BEGIN ITEMS

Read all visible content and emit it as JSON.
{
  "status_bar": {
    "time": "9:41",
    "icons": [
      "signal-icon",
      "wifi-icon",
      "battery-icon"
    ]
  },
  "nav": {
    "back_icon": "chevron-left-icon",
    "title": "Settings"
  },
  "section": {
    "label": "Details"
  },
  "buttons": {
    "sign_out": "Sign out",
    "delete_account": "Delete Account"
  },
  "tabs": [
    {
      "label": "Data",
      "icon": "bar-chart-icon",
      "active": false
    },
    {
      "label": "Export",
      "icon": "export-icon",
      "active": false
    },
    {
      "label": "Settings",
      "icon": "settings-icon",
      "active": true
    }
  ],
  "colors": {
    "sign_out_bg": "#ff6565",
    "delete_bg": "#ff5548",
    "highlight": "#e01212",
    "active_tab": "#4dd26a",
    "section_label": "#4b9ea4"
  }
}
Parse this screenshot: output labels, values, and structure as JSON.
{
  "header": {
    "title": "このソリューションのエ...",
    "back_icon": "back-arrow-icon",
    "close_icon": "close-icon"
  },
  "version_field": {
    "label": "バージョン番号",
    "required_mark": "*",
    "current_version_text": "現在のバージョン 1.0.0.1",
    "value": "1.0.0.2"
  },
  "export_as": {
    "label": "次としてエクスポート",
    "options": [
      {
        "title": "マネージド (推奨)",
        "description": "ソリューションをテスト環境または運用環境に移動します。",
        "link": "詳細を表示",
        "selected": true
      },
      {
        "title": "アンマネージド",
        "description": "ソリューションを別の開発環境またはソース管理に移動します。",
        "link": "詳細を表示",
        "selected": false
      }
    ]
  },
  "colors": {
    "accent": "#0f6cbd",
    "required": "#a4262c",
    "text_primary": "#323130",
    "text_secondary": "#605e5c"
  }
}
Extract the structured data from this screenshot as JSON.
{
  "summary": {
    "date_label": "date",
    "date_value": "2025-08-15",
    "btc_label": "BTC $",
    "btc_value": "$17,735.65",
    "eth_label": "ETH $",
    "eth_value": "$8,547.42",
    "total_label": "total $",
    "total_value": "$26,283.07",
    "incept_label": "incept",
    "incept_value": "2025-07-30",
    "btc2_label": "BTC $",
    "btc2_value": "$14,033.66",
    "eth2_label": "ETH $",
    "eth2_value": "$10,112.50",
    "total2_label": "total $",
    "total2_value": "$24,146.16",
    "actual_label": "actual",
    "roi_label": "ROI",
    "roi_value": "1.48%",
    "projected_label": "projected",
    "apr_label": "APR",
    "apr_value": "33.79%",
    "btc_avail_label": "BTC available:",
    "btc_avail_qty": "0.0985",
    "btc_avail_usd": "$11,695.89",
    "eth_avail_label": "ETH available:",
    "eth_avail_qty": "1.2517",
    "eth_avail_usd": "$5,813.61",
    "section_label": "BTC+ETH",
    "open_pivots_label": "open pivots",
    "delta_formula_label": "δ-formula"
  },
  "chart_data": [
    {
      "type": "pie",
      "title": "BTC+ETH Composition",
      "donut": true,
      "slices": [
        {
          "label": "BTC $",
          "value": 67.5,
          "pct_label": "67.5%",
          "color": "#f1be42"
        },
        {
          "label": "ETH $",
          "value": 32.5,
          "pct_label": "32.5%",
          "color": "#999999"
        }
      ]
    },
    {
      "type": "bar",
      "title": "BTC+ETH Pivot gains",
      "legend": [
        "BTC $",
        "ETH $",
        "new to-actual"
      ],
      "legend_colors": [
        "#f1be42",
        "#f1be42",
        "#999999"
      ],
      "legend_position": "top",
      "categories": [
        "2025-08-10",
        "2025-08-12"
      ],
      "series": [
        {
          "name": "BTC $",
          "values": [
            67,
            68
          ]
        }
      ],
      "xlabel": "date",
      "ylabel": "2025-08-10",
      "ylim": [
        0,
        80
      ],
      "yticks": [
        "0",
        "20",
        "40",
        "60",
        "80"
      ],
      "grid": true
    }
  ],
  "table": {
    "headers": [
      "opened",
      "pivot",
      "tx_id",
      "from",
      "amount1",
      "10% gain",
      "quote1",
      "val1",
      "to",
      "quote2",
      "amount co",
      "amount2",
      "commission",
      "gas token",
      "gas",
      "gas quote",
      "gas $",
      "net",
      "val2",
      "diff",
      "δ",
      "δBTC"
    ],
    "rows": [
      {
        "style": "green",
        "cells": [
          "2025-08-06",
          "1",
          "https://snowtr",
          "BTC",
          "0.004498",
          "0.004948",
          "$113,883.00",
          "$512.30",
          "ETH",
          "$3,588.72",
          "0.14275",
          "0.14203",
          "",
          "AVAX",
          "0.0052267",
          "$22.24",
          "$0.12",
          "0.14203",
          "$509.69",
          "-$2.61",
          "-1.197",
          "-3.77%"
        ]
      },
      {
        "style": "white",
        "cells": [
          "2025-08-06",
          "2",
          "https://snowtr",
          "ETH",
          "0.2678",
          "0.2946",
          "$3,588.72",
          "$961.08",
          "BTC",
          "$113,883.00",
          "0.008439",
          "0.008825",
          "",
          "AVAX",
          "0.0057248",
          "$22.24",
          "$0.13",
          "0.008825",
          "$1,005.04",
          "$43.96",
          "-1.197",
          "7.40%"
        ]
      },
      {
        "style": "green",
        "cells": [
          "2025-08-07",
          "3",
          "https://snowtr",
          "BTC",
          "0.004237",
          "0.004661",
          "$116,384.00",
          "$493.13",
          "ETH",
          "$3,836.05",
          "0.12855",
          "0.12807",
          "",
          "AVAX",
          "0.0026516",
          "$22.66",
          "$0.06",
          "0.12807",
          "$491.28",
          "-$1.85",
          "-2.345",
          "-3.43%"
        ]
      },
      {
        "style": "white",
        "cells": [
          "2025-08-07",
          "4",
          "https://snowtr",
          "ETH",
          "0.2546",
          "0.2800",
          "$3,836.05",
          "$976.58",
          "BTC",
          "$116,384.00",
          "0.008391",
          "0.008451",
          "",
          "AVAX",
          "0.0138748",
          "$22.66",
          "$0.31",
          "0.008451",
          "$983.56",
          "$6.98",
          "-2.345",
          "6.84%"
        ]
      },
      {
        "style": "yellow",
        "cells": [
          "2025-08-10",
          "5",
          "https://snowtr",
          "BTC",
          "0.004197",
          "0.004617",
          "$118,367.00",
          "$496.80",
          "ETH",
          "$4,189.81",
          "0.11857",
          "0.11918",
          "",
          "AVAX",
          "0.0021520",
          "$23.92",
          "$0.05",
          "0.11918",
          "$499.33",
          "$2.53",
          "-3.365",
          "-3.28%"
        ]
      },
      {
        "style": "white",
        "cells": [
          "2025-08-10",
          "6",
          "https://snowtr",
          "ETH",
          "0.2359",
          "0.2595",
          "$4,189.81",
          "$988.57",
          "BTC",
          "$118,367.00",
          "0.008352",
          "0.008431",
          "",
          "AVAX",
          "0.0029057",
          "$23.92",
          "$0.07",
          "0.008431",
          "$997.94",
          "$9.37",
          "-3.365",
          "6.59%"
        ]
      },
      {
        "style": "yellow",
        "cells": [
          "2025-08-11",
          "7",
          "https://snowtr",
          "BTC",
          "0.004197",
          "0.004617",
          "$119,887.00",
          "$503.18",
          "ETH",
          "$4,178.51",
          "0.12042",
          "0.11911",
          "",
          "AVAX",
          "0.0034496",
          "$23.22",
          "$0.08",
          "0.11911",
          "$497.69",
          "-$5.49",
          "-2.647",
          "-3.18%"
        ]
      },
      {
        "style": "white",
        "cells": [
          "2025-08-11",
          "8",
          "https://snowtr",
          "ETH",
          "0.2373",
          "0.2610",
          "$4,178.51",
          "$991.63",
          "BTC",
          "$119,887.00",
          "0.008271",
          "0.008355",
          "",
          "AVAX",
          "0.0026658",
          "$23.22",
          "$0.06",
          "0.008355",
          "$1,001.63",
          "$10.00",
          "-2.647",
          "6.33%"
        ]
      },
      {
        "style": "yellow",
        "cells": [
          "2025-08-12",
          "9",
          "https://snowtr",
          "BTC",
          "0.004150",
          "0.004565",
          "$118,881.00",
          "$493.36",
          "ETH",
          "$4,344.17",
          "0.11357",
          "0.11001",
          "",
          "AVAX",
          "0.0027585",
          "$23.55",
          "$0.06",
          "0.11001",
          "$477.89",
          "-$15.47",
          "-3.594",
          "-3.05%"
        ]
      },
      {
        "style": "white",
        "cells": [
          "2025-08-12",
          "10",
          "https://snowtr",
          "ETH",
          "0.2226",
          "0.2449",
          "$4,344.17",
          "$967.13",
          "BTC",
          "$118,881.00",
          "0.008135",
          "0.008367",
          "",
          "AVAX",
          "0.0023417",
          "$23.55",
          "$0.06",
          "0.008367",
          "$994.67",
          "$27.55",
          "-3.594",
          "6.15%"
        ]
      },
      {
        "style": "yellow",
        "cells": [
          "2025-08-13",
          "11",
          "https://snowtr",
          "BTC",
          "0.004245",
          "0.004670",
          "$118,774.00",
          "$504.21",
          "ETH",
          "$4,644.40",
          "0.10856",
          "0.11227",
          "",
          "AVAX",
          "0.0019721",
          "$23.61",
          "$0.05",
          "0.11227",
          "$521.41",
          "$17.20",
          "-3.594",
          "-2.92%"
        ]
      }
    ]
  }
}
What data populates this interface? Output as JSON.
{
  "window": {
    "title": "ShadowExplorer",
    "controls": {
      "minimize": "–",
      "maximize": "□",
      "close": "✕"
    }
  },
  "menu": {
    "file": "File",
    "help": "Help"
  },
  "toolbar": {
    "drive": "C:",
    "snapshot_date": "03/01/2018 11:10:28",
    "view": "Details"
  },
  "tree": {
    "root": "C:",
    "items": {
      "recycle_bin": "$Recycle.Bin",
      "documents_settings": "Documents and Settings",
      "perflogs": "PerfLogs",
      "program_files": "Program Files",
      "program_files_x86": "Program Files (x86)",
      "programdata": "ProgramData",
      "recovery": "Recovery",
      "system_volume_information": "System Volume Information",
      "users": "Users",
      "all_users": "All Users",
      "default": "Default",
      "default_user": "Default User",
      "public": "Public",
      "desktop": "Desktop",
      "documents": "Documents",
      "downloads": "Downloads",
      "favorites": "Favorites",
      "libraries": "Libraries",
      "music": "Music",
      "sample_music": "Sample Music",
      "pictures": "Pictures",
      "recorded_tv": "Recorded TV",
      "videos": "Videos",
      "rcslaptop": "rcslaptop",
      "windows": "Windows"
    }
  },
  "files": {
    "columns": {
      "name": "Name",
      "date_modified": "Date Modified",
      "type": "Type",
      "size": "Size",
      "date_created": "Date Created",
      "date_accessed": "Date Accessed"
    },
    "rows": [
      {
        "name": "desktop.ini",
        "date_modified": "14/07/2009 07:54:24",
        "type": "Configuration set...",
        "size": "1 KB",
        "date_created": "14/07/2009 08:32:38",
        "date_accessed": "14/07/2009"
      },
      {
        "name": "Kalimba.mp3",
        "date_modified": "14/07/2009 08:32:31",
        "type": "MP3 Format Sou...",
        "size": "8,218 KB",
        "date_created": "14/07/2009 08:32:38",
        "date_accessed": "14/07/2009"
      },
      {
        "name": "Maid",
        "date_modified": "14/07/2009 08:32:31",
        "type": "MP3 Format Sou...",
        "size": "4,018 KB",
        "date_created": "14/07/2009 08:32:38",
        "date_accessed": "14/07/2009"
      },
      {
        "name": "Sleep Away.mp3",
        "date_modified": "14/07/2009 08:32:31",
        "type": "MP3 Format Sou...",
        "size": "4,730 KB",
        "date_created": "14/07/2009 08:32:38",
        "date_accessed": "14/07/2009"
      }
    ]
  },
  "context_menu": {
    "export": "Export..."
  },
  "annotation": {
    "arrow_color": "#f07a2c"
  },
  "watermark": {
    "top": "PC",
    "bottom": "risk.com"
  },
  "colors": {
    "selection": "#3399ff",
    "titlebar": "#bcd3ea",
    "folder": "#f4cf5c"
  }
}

END ITEMS

## STATED GOAL
Gather and copy every line of the data in which the string "this" is found.

## REPLY
Parse this screenshot: output labels, values, and structure as JSON.
Extract the structured data from this screenshot as JSON.
What data populates this interface? Output as JSON.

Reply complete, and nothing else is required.